_WORK TO BE COMPLETED_.
Write out every line of the items again, substituting "main-body" for each "document-body" and leaving everything else unchanged.

_Items from a data source_.
________
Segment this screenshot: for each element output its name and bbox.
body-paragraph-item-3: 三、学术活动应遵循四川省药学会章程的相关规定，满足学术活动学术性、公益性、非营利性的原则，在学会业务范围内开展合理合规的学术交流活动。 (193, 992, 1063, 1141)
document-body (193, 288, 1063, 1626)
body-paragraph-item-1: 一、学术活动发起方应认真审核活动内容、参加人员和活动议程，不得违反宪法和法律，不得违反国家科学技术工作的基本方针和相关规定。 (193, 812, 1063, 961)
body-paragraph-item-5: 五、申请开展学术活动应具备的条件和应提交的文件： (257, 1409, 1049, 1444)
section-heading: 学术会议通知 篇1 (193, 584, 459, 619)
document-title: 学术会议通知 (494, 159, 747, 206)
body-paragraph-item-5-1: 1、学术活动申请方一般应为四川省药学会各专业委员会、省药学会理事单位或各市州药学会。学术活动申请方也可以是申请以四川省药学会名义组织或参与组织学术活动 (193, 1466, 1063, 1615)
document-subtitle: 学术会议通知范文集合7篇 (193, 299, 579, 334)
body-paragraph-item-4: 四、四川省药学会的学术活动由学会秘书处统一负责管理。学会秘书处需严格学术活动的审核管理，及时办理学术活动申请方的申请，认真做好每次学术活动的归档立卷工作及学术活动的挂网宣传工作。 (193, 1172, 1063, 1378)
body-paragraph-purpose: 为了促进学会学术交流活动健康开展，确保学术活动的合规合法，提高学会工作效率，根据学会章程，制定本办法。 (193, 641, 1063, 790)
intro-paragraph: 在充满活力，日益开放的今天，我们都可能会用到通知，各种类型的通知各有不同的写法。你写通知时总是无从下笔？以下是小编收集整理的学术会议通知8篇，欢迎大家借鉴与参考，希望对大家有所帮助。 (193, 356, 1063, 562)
________
_WRITTEN REPLY_.
Segment this screenshot: for each element output its name and bbox.
body-paragraph-item-3: 三、学术活动应遵循四川省药学会章程的相关规定，满足学术活动学术性、公益性、非营利性的原则，在学会业务范围内开展合理合规的学术交流活动。 (193, 992, 1063, 1141)
main-body (193, 288, 1063, 1626)
body-paragraph-item-1: 一、学术活动发起方应认真审核活动内容、参加人员和活动议程，不得违反宪法和法律，不得违反国家科学技术工作的基本方针和相关规定。 (193, 812, 1063, 961)
body-paragraph-item-5: 五、申请开展学术活动应具备的条件和应提交的文件： (257, 1409, 1049, 1444)
section-heading: 学术会议通知 篇1 (193, 584, 459, 619)
document-title: 学术会议通知 (494, 159, 747, 206)
body-paragraph-item-5-1: 1、学术活动申请方一般应为四川省药学会各专业委员会、省药学会理事单位或各市州药学会。学术活动申请方也可以是申请以四川省药学会名义组织或参与组织学术活动 (193, 1466, 1063, 1615)
document-subtitle: 学术会议通知范文集合7篇 (193, 299, 579, 334)
body-paragraph-item-4: 四、四川省药学会的学术活动由学会秘书处统一负责管理。学会秘书处需严格学术活动的审核管理，及时办理学术活动申请方的申请，认真做好每次学术活动的归档立卷工作及学术活动的挂网宣传工作。 (193, 1172, 1063, 1378)
body-paragraph-purpose: 为了促进学会学术交流活动健康开展，确保学术活动的合规合法，提高学会工作效率，根据学会章程，制定本办法。 (193, 641, 1063, 790)
intro-paragraph: 在充满活力，日益开放的今天，我们都可能会用到通知，各种类型的通知各有不同的写法。你写通知时总是无从下笔？以下是小编收集整理的学术会议通知8篇，欢迎大家借鉴与参考，希望对大家有所帮助。 (193, 356, 1063, 562)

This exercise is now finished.